EXERCISE REQUIREMENTS.
1. Quote the stretch of the article on Indigenous language acquisition from "Conor Snoek, conference" through "of Indigenous Languages.".
2. List every person named in the article on Indigenous language acquisition.

SELECTED TEXT.

━━━━━━━━━━━━━━━━━━━━━━━━━━━━━━

Summary
Windspeaker.com Contributor
Kyle Napier is passionate when it comes to Indigenous language acquisition.
“My connection to language isn’t just in my bloodline, but it’s also with my community. It’s with the generations that aren’t born yet. It’s with the ancestors who wouldn’t necessarily be able to speak the language I’m speaking today. The reason that my heart beats is for my ancestors and for those future generations,” he said.
Napier is a member of the Northwest Territories Metis Nation with Dene and Cree ancestral connections. He calls himself an “early learner” of Cree and Denededline and aspires to become fluent in both languages. That fluency is what he refers to as “language acquisition.”
Napier’s presentation on the Cree language will be one of 10 addressing Indigenous languages at this year’s Conference on Linguistics being held in Lethbridge Nov. 16.
Conor Snoek, conference organizer, and with the University of Lethbridge’s Department of Indigenous Studies, says focusing on Indigenous languages was a natural fit. The United Nations has declared 2019 the International Year of Indigenous Languages.
“Most of the languages are endangered. That is, most of them are losing speakers. So there’s been quite a strong interest from communities to work to try to understand their own languages in a strategic way to help things like language teachings,” said Snoek.
“We have quite a few linguists in Alberta and graduate students working on Indigenous languages.”
Napier is one of those graduate students. Presently in his second year of a Master of Arts degree in communications and technology at the University of Alberta, he is also research assistant to Dr. Lana Whiskeyjack, an assistant professor at the Faculty of Extension. The two have co-authored the paper he will be presenting: “Reconnecting to the spirit of language.” The presentation is on Cree language revitalization, acquisition and reconnection.
As part of his research, Napier undertook an extensive literature review “outlining every infraction that disconnected people from their language,” including removal from the land.

━━━━━━━━━━━━━━━━━━━━━━━━━━━━━━

Extracted items:

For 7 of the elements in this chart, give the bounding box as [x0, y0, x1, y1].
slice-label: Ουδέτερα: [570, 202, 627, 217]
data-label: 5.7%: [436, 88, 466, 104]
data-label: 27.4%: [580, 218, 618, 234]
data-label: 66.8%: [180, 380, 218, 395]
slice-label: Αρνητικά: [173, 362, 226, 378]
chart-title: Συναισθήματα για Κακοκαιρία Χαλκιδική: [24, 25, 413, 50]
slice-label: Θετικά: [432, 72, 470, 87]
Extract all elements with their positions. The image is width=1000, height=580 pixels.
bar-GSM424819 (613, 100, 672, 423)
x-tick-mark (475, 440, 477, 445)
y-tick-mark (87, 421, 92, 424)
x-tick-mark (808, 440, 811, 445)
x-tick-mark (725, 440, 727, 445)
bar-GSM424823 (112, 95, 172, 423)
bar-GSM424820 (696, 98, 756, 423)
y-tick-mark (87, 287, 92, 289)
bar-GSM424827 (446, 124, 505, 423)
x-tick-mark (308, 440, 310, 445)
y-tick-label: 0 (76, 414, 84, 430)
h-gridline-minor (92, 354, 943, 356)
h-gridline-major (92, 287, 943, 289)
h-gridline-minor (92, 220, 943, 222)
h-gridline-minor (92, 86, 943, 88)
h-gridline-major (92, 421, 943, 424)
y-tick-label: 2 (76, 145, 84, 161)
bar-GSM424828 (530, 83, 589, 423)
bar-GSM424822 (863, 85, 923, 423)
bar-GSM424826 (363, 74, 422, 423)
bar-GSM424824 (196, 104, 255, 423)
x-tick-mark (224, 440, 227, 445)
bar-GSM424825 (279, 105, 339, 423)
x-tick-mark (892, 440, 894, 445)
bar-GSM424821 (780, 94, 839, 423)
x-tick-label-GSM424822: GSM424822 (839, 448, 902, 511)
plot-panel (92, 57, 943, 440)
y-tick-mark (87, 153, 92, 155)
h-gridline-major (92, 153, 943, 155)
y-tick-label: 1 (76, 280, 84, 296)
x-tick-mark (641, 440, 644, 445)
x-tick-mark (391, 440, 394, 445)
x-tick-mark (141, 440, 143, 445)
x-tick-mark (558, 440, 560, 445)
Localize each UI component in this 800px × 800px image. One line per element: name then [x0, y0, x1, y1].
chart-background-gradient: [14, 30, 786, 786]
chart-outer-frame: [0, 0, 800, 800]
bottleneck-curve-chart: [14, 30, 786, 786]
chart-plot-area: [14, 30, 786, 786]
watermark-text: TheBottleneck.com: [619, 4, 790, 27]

━━━━━━━━━━━━━━━━━━━━━━━━━━━━━━

ANSWER LIST.
1.
Conor Snoek, conference organizer, and with the University of Lethbridge’s Department of Indigenous Studies, says focusing on Indigenous languages was a natural fit. The United Nations has declared 2019 the International Year of Indigenous Languages.

2. Kyle Napier, Conor Snoek, Dr. Lana Whiskeyjack